EXERCISE DIRECTIONS ▸ Return the records in full, exactly as given.

INFORMATION SUPPLIED ▸
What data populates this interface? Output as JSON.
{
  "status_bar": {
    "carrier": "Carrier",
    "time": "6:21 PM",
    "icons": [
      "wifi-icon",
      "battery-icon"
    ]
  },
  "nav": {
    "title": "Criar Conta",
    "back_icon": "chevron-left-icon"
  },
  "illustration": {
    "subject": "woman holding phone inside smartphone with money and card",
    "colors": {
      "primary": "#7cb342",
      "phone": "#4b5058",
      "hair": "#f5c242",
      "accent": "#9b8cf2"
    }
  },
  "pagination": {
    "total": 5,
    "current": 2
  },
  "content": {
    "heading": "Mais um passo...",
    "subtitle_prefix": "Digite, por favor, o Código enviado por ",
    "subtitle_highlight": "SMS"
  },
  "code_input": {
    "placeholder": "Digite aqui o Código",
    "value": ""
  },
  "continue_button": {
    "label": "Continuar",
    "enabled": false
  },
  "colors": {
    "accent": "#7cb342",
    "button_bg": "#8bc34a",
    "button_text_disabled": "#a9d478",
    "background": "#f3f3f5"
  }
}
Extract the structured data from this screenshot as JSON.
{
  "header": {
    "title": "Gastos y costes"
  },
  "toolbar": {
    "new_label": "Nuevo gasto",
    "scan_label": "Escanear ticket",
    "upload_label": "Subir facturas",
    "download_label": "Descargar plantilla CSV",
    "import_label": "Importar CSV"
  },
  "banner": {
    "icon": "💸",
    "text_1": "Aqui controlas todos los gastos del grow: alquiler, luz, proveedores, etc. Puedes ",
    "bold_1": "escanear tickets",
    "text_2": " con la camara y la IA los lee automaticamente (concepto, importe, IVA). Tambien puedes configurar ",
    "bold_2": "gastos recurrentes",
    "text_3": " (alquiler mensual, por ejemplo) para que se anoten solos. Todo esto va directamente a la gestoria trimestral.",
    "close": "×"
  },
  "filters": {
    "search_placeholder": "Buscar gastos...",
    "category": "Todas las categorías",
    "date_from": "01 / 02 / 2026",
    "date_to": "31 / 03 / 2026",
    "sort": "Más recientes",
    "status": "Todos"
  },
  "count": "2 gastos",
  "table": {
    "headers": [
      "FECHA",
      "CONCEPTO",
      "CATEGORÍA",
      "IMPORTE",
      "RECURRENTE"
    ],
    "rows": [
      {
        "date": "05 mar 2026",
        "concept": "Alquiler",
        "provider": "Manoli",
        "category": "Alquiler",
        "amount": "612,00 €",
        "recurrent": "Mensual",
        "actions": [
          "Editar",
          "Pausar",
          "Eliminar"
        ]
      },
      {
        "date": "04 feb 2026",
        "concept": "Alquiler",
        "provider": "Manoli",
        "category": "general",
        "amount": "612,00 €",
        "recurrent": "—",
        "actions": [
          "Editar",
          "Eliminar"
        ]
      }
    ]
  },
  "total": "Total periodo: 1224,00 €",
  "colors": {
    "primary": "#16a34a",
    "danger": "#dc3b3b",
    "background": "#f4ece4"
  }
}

REPLY ▸
What data populates this interface? Output as JSON.
{
  "status_bar": {
    "carrier": "Carrier",
    "time": "6:21 PM",
    "icons": [
      "wifi-icon",
      "battery-icon"
    ]
  },
  "nav": {
    "title": "Criar Conta",
    "back_icon": "chevron-left-icon"
  },
  "illustration": {
    "subject": "woman holding phone inside smartphone with money and card",
    "colors": {
      "primary": "#7cb342",
      "phone": "#4b5058",
      "hair": "#f5c242",
      "accent": "#9b8cf2"
    }
  },
  "pagination": {
    "total": 5,
    "current": 2
  },
  "content": {
    "heading": "Mais um passo...",
    "subtitle_prefix": "Digite, por favor, o Código enviado por ",
    "subtitle_highlight": "SMS"
  },
  "code_input": {
    "placeholder": "Digite aqui o Código",
    "value": ""
  },
  "continue_button": {
    "label": "Continuar",
    "enabled": false
  },
  "colors": {
    "accent": "#7cb342",
    "button_bg": "#8bc34a",
    "button_text_disabled": "#a9d478",
    "background": "#f3f3f5"
  }
}
Extract the structured data from this screenshot as JSON.
{
  "header": {
    "title": "Gastos y costes"
  },
  "toolbar": {
    "new_label": "Nuevo gasto",
    "scan_label": "Escanear ticket",
    "upload_label": "Subir facturas",
    "download_label": "Descargar plantilla CSV",
    "import_label": "Importar CSV"
  },
  "banner": {
    "icon": "💸",
    "text_1": "Aqui controlas todos los gastos del grow: alquiler, luz, proveedores, etc. Puedes ",
    "bold_1": "escanear tickets",
    "text_2": " con la camara y la IA los lee automaticamente (concepto, importe, IVA). Tambien puedes configurar ",
    "bold_2": "gastos recurrentes",
    "text_3": " (alquiler mensual, por ejemplo) para que se anoten solos. Todo esto va directamente a la gestoria trimestral.",
    "close": "×"
  },
  "filters": {
    "search_placeholder": "Buscar gastos...",
    "category": "Todas las categorías",
    "date_from": "01 / 02 / 2026",
    "date_to": "31 / 03 / 2026",
    "sort": "Más recientes",
    "status": "Todos"
  },
  "count": "2 gastos",
  "table": {
    "headers": [
      "FECHA",
      "CONCEPTO",
      "CATEGORÍA",
      "IMPORTE",
      "RECURRENTE"
    ],
    "rows": [
      {
        "date": "05 mar 2026",
        "concept": "Alquiler",
        "provider": "Manoli",
        "category": "Alquiler",
        "amount": "612,00 €",
        "recurrent": "Mensual",
        "actions": [
          "Editar",
          "Pausar",
          "Eliminar"
        ]
      },
      {
        "date": "04 feb 2026",
        "concept": "Alquiler",
        "provider": "Manoli",
        "category": "general",
        "amount": "612,00 €",
        "recurrent": "—",
        "actions": [
          "Editar",
          "Eliminar"
        ]
      }
    ]
  },
  "total": "Total periodo: 1224,00 €",
  "colors": {
    "primary": "#16a34a",
    "danger": "#dc3b3b",
    "background": "#f4ece4"
  }
}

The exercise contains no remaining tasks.